CHALLENGE.
From the listing below, copy every line with the word "schvaluje".

DATA SUPPLIED.
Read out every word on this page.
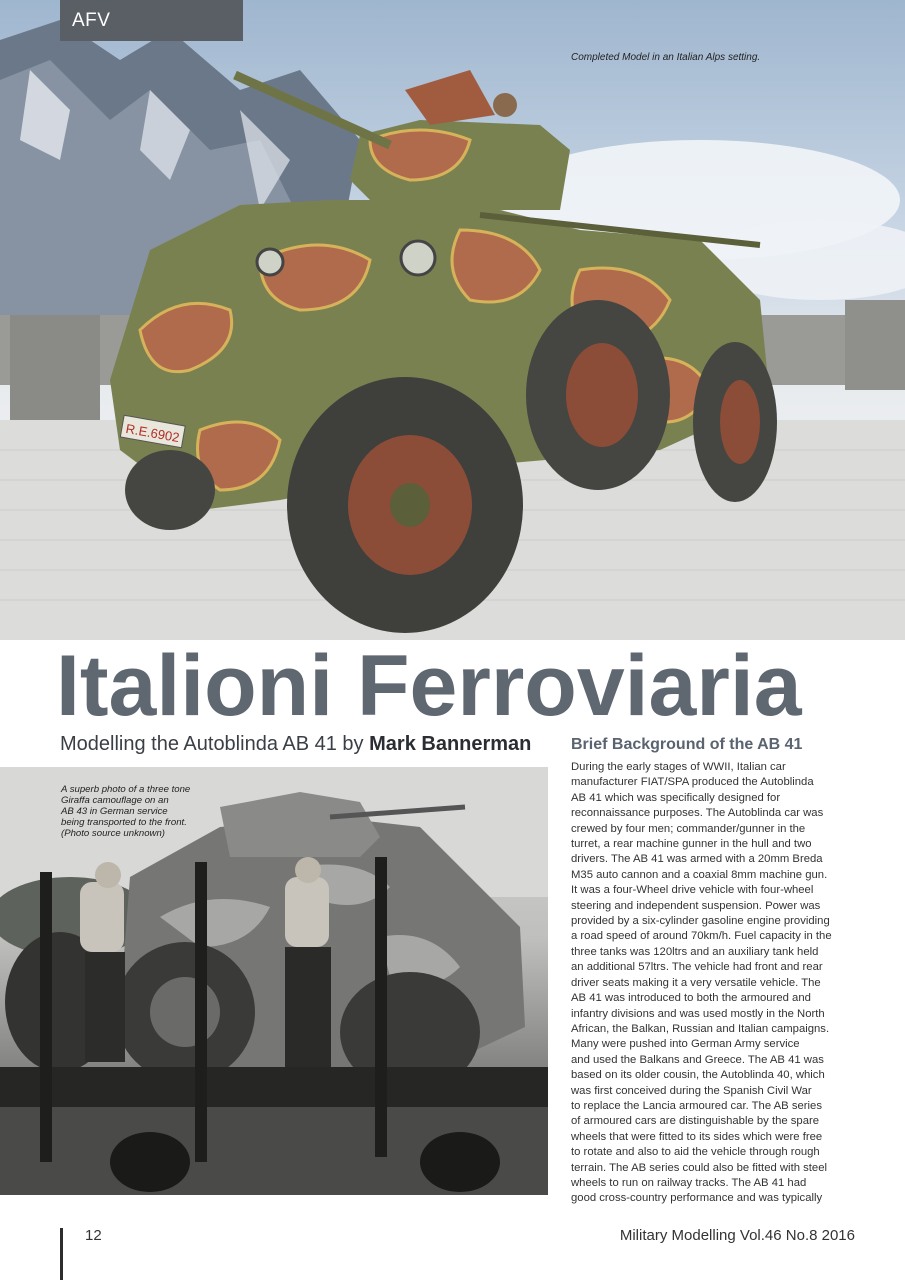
R.E.6902
AFV
Completed Model in an Italian Alps setting.
Italioni Ferroviaria
Modelling the Autoblinda AB 41 by Mark Bannerman
A superb photo of a three tone
Giraffa camouflage on an
AB 43 in German service
being transported to the front.
(Photo source unknown)
Brief Background of the AB 41
During the early stages of WWII, Italian car
manufacturer FIAT/SPA produced the Autoblinda
AB 41 which was specifically designed for
reconnaissance purposes. The Autoblinda car was
crewed by four men; commander/gunner in the
turret, a rear machine gunner in the hull and two
drivers. The AB 41 was armed with a 20mm Breda
M35 auto cannon and a coaxial 8mm machine gun.
It was a four-Wheel drive vehicle with four-wheel
steering and independent suspension. Power was
provided by a six-cylinder gasoline engine providing
a road speed of around 70km/h. Fuel capacity in the
three tanks was 120ltrs and an auxiliary tank held
an additional 57ltrs. The vehicle had front and rear
driver seats making it a very versatile vehicle. The
AB 41 was introduced to both the armoured and
infantry divisions and was used mostly in the North
African, the Balkan, Russian and Italian campaigns.
Many were pushed into German Army service
and used the Balkans and Greece. The AB 41 was
based on its older cousin, the Autoblinda 40, which
was first conceived during the Spanish Civil War
to replace the Lancia armoured car. The AB series
of armoured cars are distinguishable by the spare
wheels that were fitted to its sides which were free
to rotate and also to aid the vehicle through rough
terrain. The AB series could also be fitted with steel
wheels to run on railway tracks. The AB 41 had
good cross-country performance and was typically
12	Military Modelling Vol.46 No.8 2016
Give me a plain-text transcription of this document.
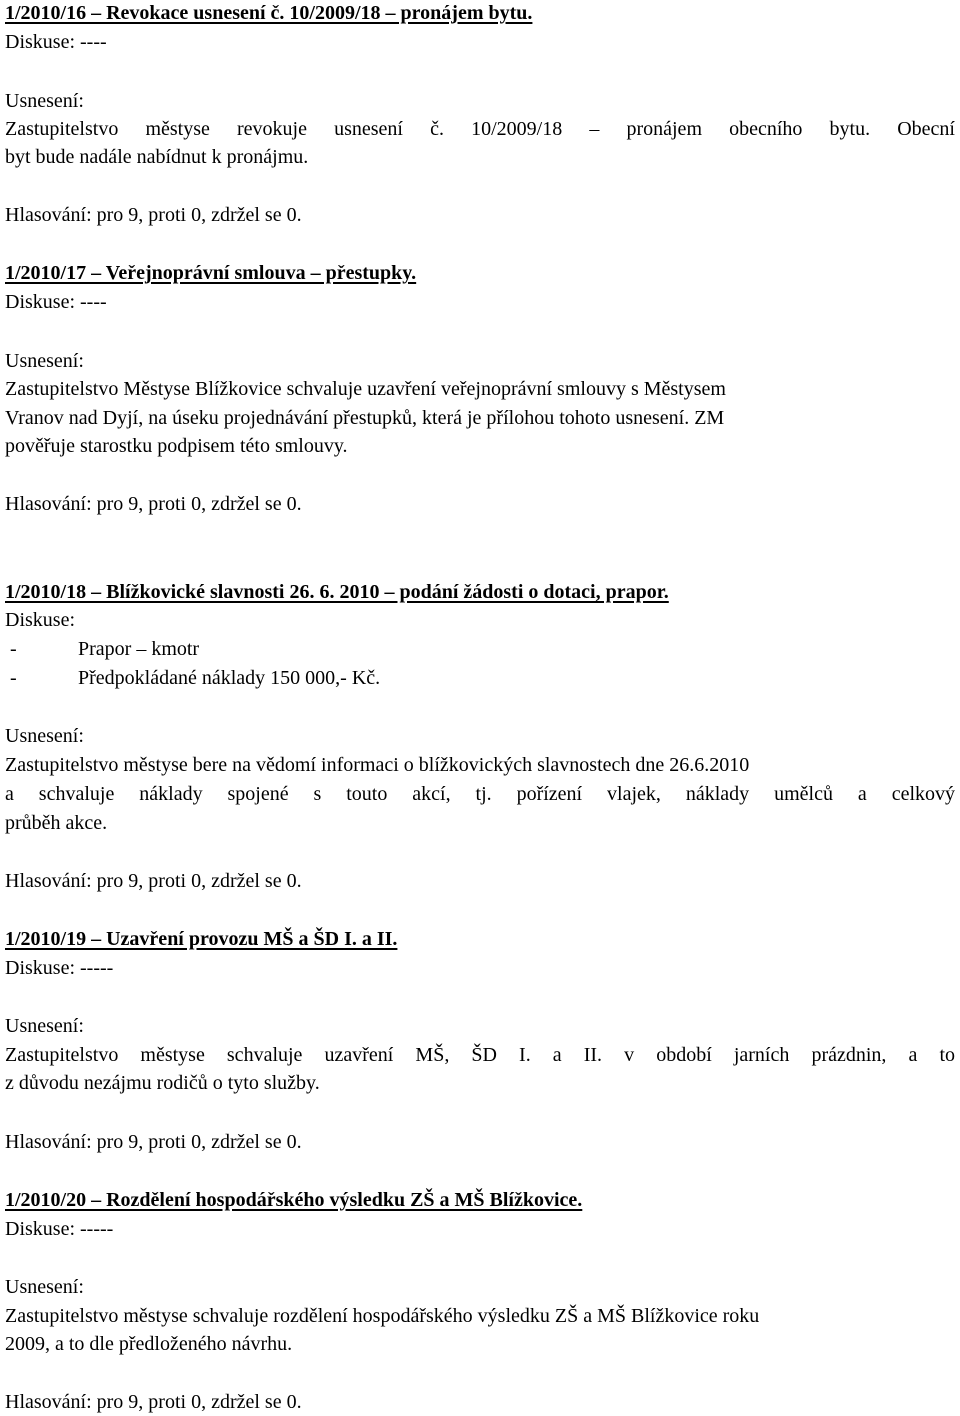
1/2010/16 – Revokace usnesení č. 10/2009/18 – pronájem bytu.
Diskuse: ----
Usnesení:
Zastupitelstvo městyse revokuje usnesení č. 10/2009/18 – pronájem obecního bytu. Obecní
byt bude nadále nabídnut k pronájmu.
Hlasování: pro 9, proti 0, zdržel se 0.
1/2010/17 – Veřejnoprávní smlouva – přestupky.
Diskuse: ----
Usnesení:
Zastupitelstvo Městyse Blížkovice schvaluje uzavření veřejnoprávní smlouvy s Městysem
Vranov nad Dyjí, na úseku projednávání přestupků, která je přílohou tohoto usnesení. ZM
pověřuje starostku podpisem této smlouvy.
Hlasování: pro 9, proti 0, zdržel se 0.
1/2010/18 – Blížkovické slavnosti 26. 6. 2010 – podání žádosti o dotaci, prapor.
Diskuse:
-	Prapor – kmotr
-	Předpokládané náklady 150 000,- Kč.
Usnesení:
Zastupitelstvo městyse bere na vědomí informaci o blížkovických slavnostech dne 26.6.2010
a schvaluje náklady spojené s touto akcí, tj. pořízení vlajek, náklady umělců a celkový
průběh akce.
Hlasování: pro 9, proti 0, zdržel se 0.
1/2010/19 – Uzavření provozu MŠ a ŠD I. a II.
Diskuse: -----
Usnesení:
Zastupitelstvo městyse schvaluje uzavření MŠ, ŠD I. a II. v období jarních prázdnin, a to
z důvodu nezájmu rodičů o tyto služby.
Hlasování: pro 9, proti 0, zdržel se 0.
1/2010/20 – Rozdělení hospodářského výsledku ZŠ a MŠ Blížkovice.
Diskuse: -----
Usnesení:
Zastupitelstvo městyse schvaluje rozdělení hospodářského výsledku ZŠ a MŠ Blížkovice roku
2009, a to dle předloženého návrhu.
Hlasování: pro 9, proti 0, zdržel se 0.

RESULT BELOW.
Zastupitelstvo Městyse Blížkovice schvaluje uzavření veřejnoprávní smlouvy s Městysem
a schvaluje náklady spojené s touto akcí, tj. pořízení vlajek, náklady umělců a celkový
Zastupitelstvo městyse schvaluje uzavření MŠ, ŠD I. a II. v období jarních prázdnin, a to
Zastupitelstvo městyse schvaluje rozdělení hospodářského výsledku ZŠ a MŠ Blížkovice roku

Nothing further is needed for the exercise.